Stored items:
--- START ---
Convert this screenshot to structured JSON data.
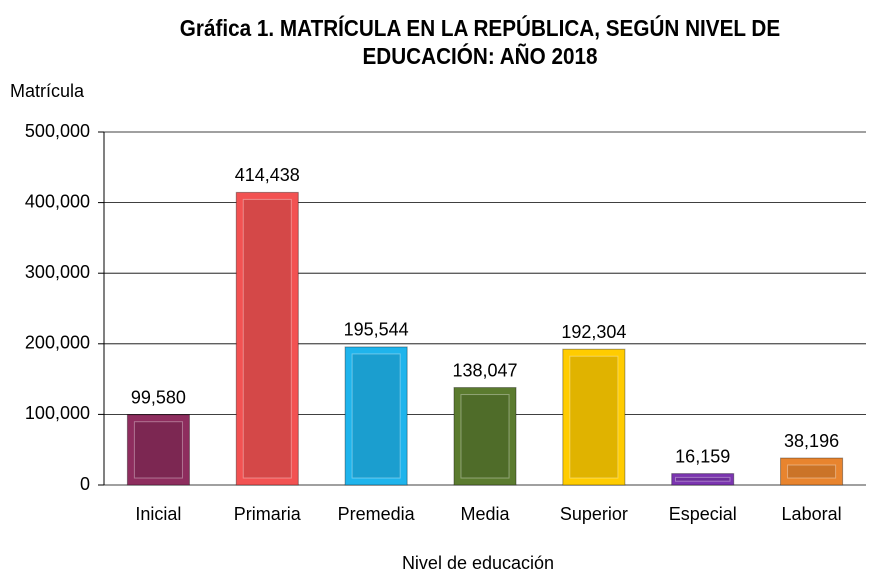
{
  "chart_data": {
    "type": "bar",
    "title": "Gráfica 1. MATRÍCULA EN LA REPÚBLICA, SEGÚN NIVEL DE EDUCACIÓN: AÑO 2018",
    "y_label": "Matrícula",
    "x_label": "Nivel de educación",
    "categories": [
      "Inicial",
      "Primaria",
      "Premedia",
      "Media",
      "Superior",
      "Especial",
      "Laboral"
    ],
    "values": [
      99580,
      414438,
      195544,
      138047,
      192304,
      16159,
      38196
    ],
    "value_labels": [
      "99,580",
      "414,438",
      "195,544",
      "138,047",
      "192,304",
      "16,159",
      "38,196"
    ],
    "colors": [
      "#8e2d5e",
      "#f25252",
      "#1fb4ec",
      "#5b7b2f",
      "#ffcc00",
      "#7b35b0",
      "#e8842e"
    ],
    "ylim": [
      0,
      500000
    ],
    "yticks": [
      0,
      {
        "value": 100000,
        "label": "100,000"
      },
      {
        "value": 200000,
        "label": "200,000"
      },
      {
        "value": 300000,
        "label": "300,000"
      },
      {
        "value": 400000,
        "label": "400,000"
      },
      {
        "value": 500000,
        "label": "500,000"
      }
    ],
    "grid": true
  }
}
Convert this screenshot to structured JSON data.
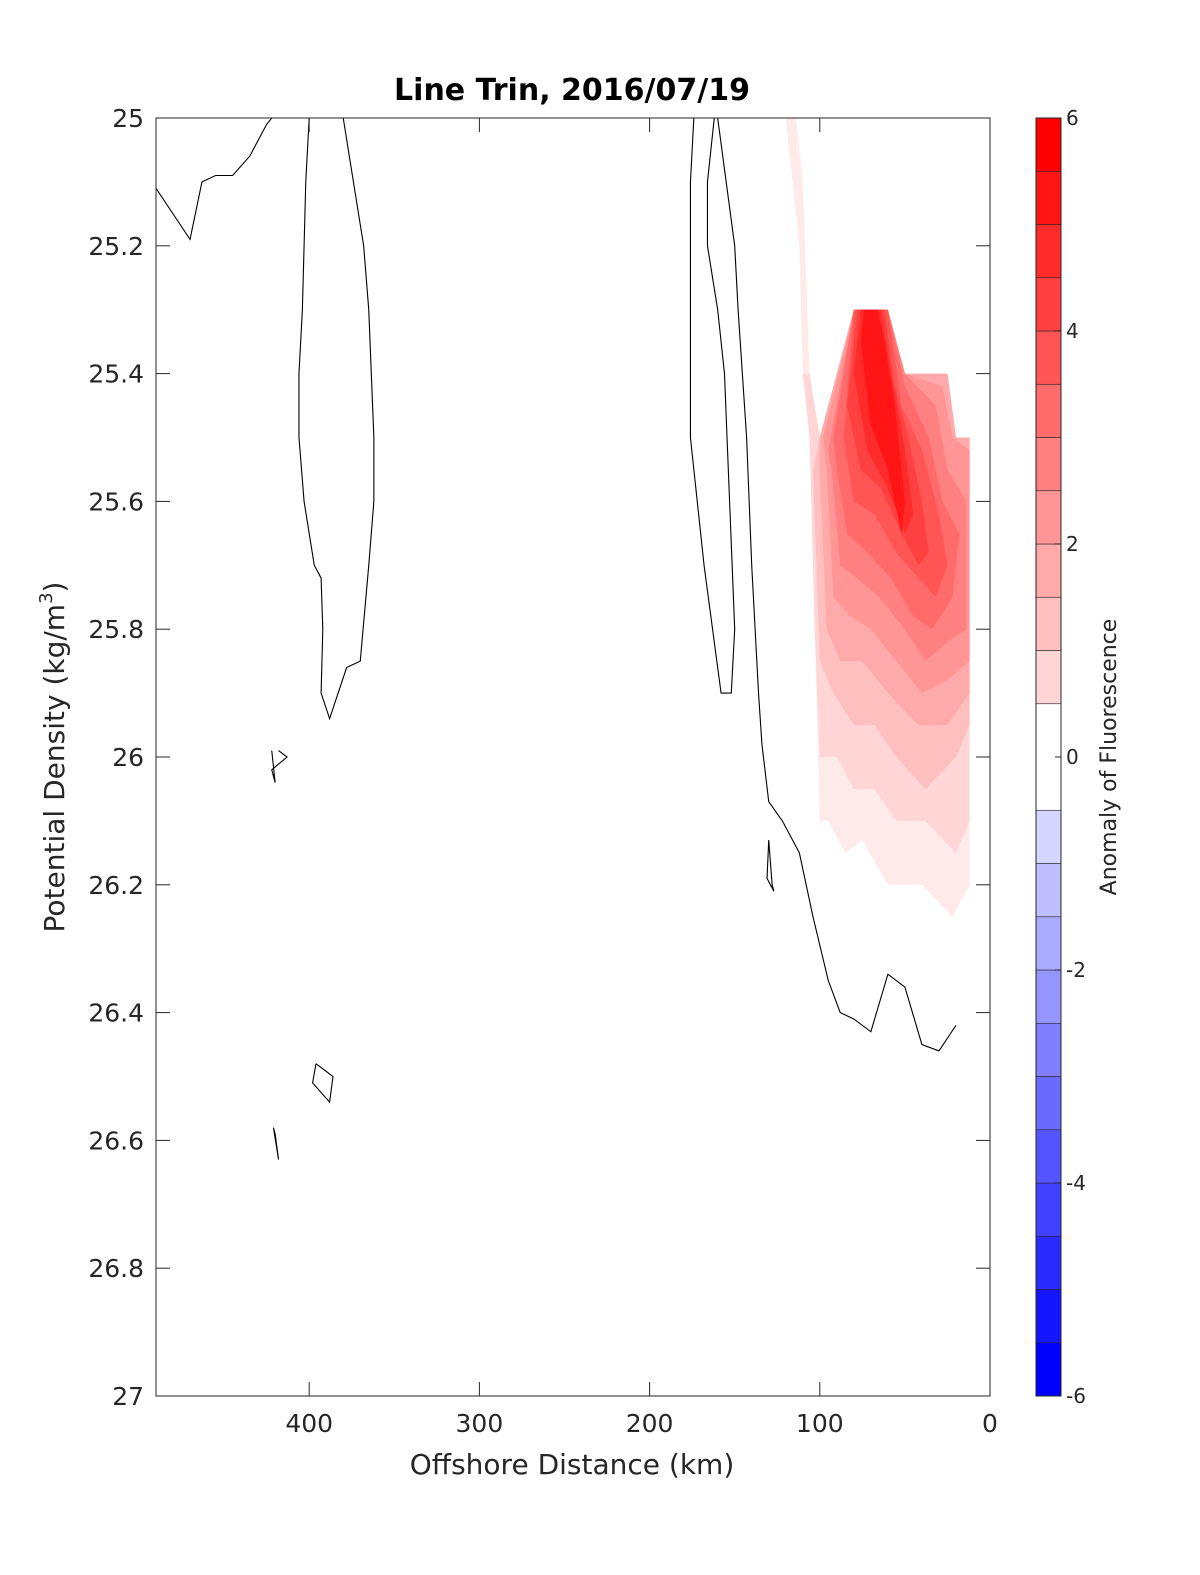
{
  "chart_data": {
    "type": "contour",
    "title": "Line Trin, 2016/07/19",
    "xlabel": "Offshore Distance (km)",
    "ylabel_main": "Potential Density (kg/m",
    "ylabel_sup": "3",
    "ylabel_tail": ")",
    "xlim": [
      490,
      0
    ],
    "ylim": [
      25,
      27
    ],
    "x_reversed": true,
    "y_reversed": true,
    "x_ticks": [
      {
        "value": 400,
        "label": "400"
      },
      {
        "value": 300,
        "label": "300"
      },
      {
        "value": 200,
        "label": "200"
      },
      {
        "value": 100,
        "label": "100"
      },
      {
        "value": 0,
        "label": "0"
      }
    ],
    "y_ticks": [
      {
        "value": 25.0,
        "label": "25"
      },
      {
        "value": 25.2,
        "label": "25.2"
      },
      {
        "value": 25.4,
        "label": "25.4"
      },
      {
        "value": 25.6,
        "label": "25.6"
      },
      {
        "value": 25.8,
        "label": "25.8"
      },
      {
        "value": 26.0,
        "label": "26"
      },
      {
        "value": 26.2,
        "label": "26.2"
      },
      {
        "value": 26.4,
        "label": "26.4"
      },
      {
        "value": 26.6,
        "label": "26.6"
      },
      {
        "value": 26.8,
        "label": "26.8"
      },
      {
        "value": 27.0,
        "label": "27"
      }
    ],
    "colorbar": {
      "label": "Anomaly of Fluorescence",
      "range": [
        -6,
        6
      ],
      "levels": [
        -6,
        -5.5,
        -5,
        -4.5,
        -4,
        -3.5,
        -3,
        -2.5,
        -2,
        -1.5,
        -1,
        -0.5,
        0.5,
        1,
        1.5,
        2,
        2.5,
        3,
        3.5,
        4,
        4.5,
        5,
        5.5,
        6
      ],
      "ticks": [
        {
          "value": 6,
          "label": "6"
        },
        {
          "value": 4,
          "label": "4"
        },
        {
          "value": 2,
          "label": "2"
        },
        {
          "value": 0,
          "label": "0"
        },
        {
          "value": -2,
          "label": "-2"
        },
        {
          "value": -4,
          "label": "-4"
        },
        {
          "value": -6,
          "label": "-6"
        }
      ],
      "negative_color": "#0000ff",
      "positive_color": "#ff0000"
    },
    "filled_regions": [
      {
        "level": 0.5,
        "points": [
          [
            120,
            25.0
          ],
          [
            114,
            25.0
          ],
          [
            110,
            25.1
          ],
          [
            106,
            25.4
          ],
          [
            103,
            25.8
          ],
          [
            100,
            26.1
          ],
          [
            95,
            26.1
          ],
          [
            85,
            26.15
          ],
          [
            75,
            26.13
          ],
          [
            60,
            26.2
          ],
          [
            40,
            26.2
          ],
          [
            22,
            26.25
          ],
          [
            12,
            26.2
          ],
          [
            12,
            25.5
          ],
          [
            20,
            25.5
          ],
          [
            25,
            25.4
          ],
          [
            50,
            25.4
          ],
          [
            60,
            25.3
          ],
          [
            80,
            25.3
          ],
          [
            100,
            25.5
          ],
          [
            106,
            25.4
          ],
          [
            110,
            25.4
          ],
          [
            112,
            25.2
          ],
          [
            116,
            25.1
          ]
        ]
      },
      {
        "level": 1.0,
        "points": [
          [
            110,
            25.4
          ],
          [
            106,
            25.5
          ],
          [
            103,
            25.8
          ],
          [
            100,
            26.0
          ],
          [
            90,
            26.0
          ],
          [
            80,
            26.05
          ],
          [
            68,
            26.05
          ],
          [
            55,
            26.1
          ],
          [
            38,
            26.1
          ],
          [
            20,
            26.15
          ],
          [
            12,
            26.1
          ],
          [
            12,
            25.5
          ],
          [
            20,
            25.5
          ],
          [
            25,
            25.4
          ],
          [
            50,
            25.4
          ],
          [
            60,
            25.3
          ],
          [
            80,
            25.3
          ],
          [
            100,
            25.5
          ],
          [
            106,
            25.4
          ]
        ]
      },
      {
        "level": 1.5,
        "points": [
          [
            104,
            25.55
          ],
          [
            100,
            25.85
          ],
          [
            92,
            25.9
          ],
          [
            80,
            25.95
          ],
          [
            68,
            25.95
          ],
          [
            55,
            26.0
          ],
          [
            38,
            26.05
          ],
          [
            20,
            26.0
          ],
          [
            12,
            25.95
          ],
          [
            12,
            25.5
          ],
          [
            20,
            25.5
          ],
          [
            25,
            25.4
          ],
          [
            50,
            25.4
          ],
          [
            60,
            25.3
          ],
          [
            80,
            25.3
          ],
          [
            100,
            25.5
          ]
        ]
      },
      {
        "level": 2.0,
        "points": [
          [
            100,
            25.55
          ],
          [
            96,
            25.8
          ],
          [
            88,
            25.85
          ],
          [
            75,
            25.85
          ],
          [
            60,
            25.9
          ],
          [
            42,
            25.95
          ],
          [
            25,
            25.95
          ],
          [
            12,
            25.9
          ],
          [
            12,
            25.5
          ],
          [
            20,
            25.5
          ],
          [
            25,
            25.4
          ],
          [
            50,
            25.4
          ],
          [
            60,
            25.3
          ],
          [
            80,
            25.3
          ],
          [
            100,
            25.5
          ]
        ]
      },
      {
        "level": 2.5,
        "points": [
          [
            96,
            25.55
          ],
          [
            92,
            25.75
          ],
          [
            82,
            25.78
          ],
          [
            70,
            25.8
          ],
          [
            55,
            25.85
          ],
          [
            40,
            25.9
          ],
          [
            25,
            25.88
          ],
          [
            12,
            25.85
          ],
          [
            12,
            25.52
          ],
          [
            22,
            25.5
          ],
          [
            28,
            25.42
          ],
          [
            50,
            25.4
          ],
          [
            60,
            25.3
          ],
          [
            80,
            25.3
          ],
          [
            98,
            25.5
          ]
        ]
      },
      {
        "level": 3.0,
        "points": [
          [
            93,
            25.55
          ],
          [
            88,
            25.7
          ],
          [
            78,
            25.72
          ],
          [
            65,
            25.75
          ],
          [
            50,
            25.8
          ],
          [
            38,
            25.85
          ],
          [
            25,
            25.82
          ],
          [
            14,
            25.8
          ],
          [
            14,
            25.6
          ],
          [
            25,
            25.55
          ],
          [
            32,
            25.45
          ],
          [
            50,
            25.4
          ],
          [
            60,
            25.3
          ],
          [
            80,
            25.3
          ],
          [
            95,
            25.52
          ]
        ]
      },
      {
        "level": 3.5,
        "points": [
          [
            90,
            25.55
          ],
          [
            84,
            25.65
          ],
          [
            72,
            25.68
          ],
          [
            58,
            25.72
          ],
          [
            45,
            25.78
          ],
          [
            34,
            25.8
          ],
          [
            22,
            25.75
          ],
          [
            18,
            25.65
          ],
          [
            28,
            25.6
          ],
          [
            36,
            25.5
          ],
          [
            50,
            25.42
          ],
          [
            60,
            25.3
          ],
          [
            80,
            25.3
          ],
          [
            92,
            25.5
          ]
        ]
      },
      {
        "level": 4.0,
        "points": [
          [
            86,
            25.5
          ],
          [
            80,
            25.6
          ],
          [
            68,
            25.62
          ],
          [
            55,
            25.68
          ],
          [
            42,
            25.72
          ],
          [
            32,
            25.75
          ],
          [
            25,
            25.7
          ],
          [
            30,
            25.62
          ],
          [
            40,
            25.52
          ],
          [
            52,
            25.45
          ],
          [
            60,
            25.3
          ],
          [
            80,
            25.3
          ]
        ]
      },
      {
        "level": 4.5,
        "points": [
          [
            84,
            25.45
          ],
          [
            76,
            25.55
          ],
          [
            64,
            25.58
          ],
          [
            52,
            25.65
          ],
          [
            42,
            25.7
          ],
          [
            36,
            25.68
          ],
          [
            40,
            25.6
          ],
          [
            48,
            25.5
          ],
          [
            56,
            25.42
          ],
          [
            62,
            25.3
          ],
          [
            78,
            25.3
          ]
        ]
      },
      {
        "level": 5.0,
        "points": [
          [
            80,
            25.4
          ],
          [
            72,
            25.52
          ],
          [
            60,
            25.58
          ],
          [
            50,
            25.65
          ],
          [
            45,
            25.62
          ],
          [
            50,
            25.52
          ],
          [
            58,
            25.4
          ],
          [
            64,
            25.3
          ],
          [
            76,
            25.3
          ]
        ]
      },
      {
        "level": 5.5,
        "points": [
          [
            76,
            25.35
          ],
          [
            70,
            25.48
          ],
          [
            60,
            25.55
          ],
          [
            52,
            25.65
          ],
          [
            50,
            25.6
          ],
          [
            56,
            25.45
          ],
          [
            62,
            25.35
          ],
          [
            66,
            25.3
          ],
          [
            74,
            25.3
          ]
        ]
      }
    ],
    "zero_contours": [
      [
        [
          490,
          25.11
        ],
        [
          470,
          25.19
        ],
        [
          463,
          25.1
        ],
        [
          455,
          25.09
        ],
        [
          445,
          25.09
        ],
        [
          435,
          25.06
        ],
        [
          425,
          25.01
        ],
        [
          422,
          25.0
        ]
      ],
      [
        [
          400,
          25.0
        ],
        [
          402,
          25.1
        ],
        [
          404,
          25.3
        ],
        [
          406,
          25.4
        ],
        [
          406,
          25.5
        ],
        [
          403,
          25.6
        ],
        [
          397,
          25.7
        ],
        [
          393,
          25.72
        ],
        [
          392,
          25.8
        ],
        [
          393,
          25.9
        ],
        [
          388,
          25.94
        ],
        [
          378,
          25.86
        ],
        [
          370,
          25.85
        ],
        [
          365,
          25.7
        ],
        [
          362,
          25.6
        ],
        [
          362,
          25.5
        ],
        [
          365,
          25.3
        ],
        [
          368,
          25.2
        ],
        [
          374,
          25.1
        ],
        [
          380,
          25.0
        ]
      ],
      [
        [
          174,
          25.0
        ],
        [
          176,
          25.1
        ],
        [
          176,
          25.3
        ],
        [
          176,
          25.5
        ],
        [
          172,
          25.6
        ],
        [
          168,
          25.7
        ],
        [
          163,
          25.8
        ],
        [
          158,
          25.9
        ],
        [
          152,
          25.9
        ],
        [
          150,
          25.8
        ],
        [
          153,
          25.6
        ],
        [
          156,
          25.4
        ],
        [
          160,
          25.3
        ],
        [
          166,
          25.2
        ],
        [
          166,
          25.1
        ],
        [
          162,
          25.0
        ]
      ],
      [
        [
          160,
          25.0
        ],
        [
          155,
          25.1
        ],
        [
          150,
          25.2
        ],
        [
          148,
          25.3
        ],
        [
          143,
          25.5
        ],
        [
          140,
          25.7
        ],
        [
          136,
          25.9
        ],
        [
          134,
          25.98
        ],
        [
          130,
          26.07
        ],
        [
          122,
          26.1
        ],
        [
          112,
          26.15
        ],
        [
          104,
          26.25
        ],
        [
          95,
          26.35
        ],
        [
          88,
          26.4
        ],
        [
          80,
          26.41
        ],
        [
          70,
          26.43
        ],
        [
          60,
          26.34
        ],
        [
          50,
          26.36
        ],
        [
          40,
          26.45
        ],
        [
          30,
          26.46
        ],
        [
          20,
          26.42
        ]
      ],
      [
        [
          418,
          25.99
        ],
        [
          413,
          26.0
        ],
        [
          422,
          26.02
        ],
        [
          420,
          26.04
        ],
        [
          422,
          25.99
        ]
      ],
      [
        [
          130,
          26.13
        ],
        [
          128,
          26.2
        ],
        [
          127,
          26.21
        ],
        [
          131,
          26.19
        ],
        [
          130,
          26.13
        ]
      ],
      [
        [
          396,
          26.48
        ],
        [
          386,
          26.5
        ],
        [
          388,
          26.54
        ],
        [
          398,
          26.51
        ],
        [
          396,
          26.48
        ]
      ],
      [
        [
          421,
          26.58
        ],
        [
          418,
          26.63
        ],
        [
          420,
          26.59
        ],
        [
          421,
          26.58
        ]
      ]
    ]
  }
}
--- END ---
> What is being asked
Only the number is wanted: how many lines of the material contain the word "title"?

> Exercise solution
2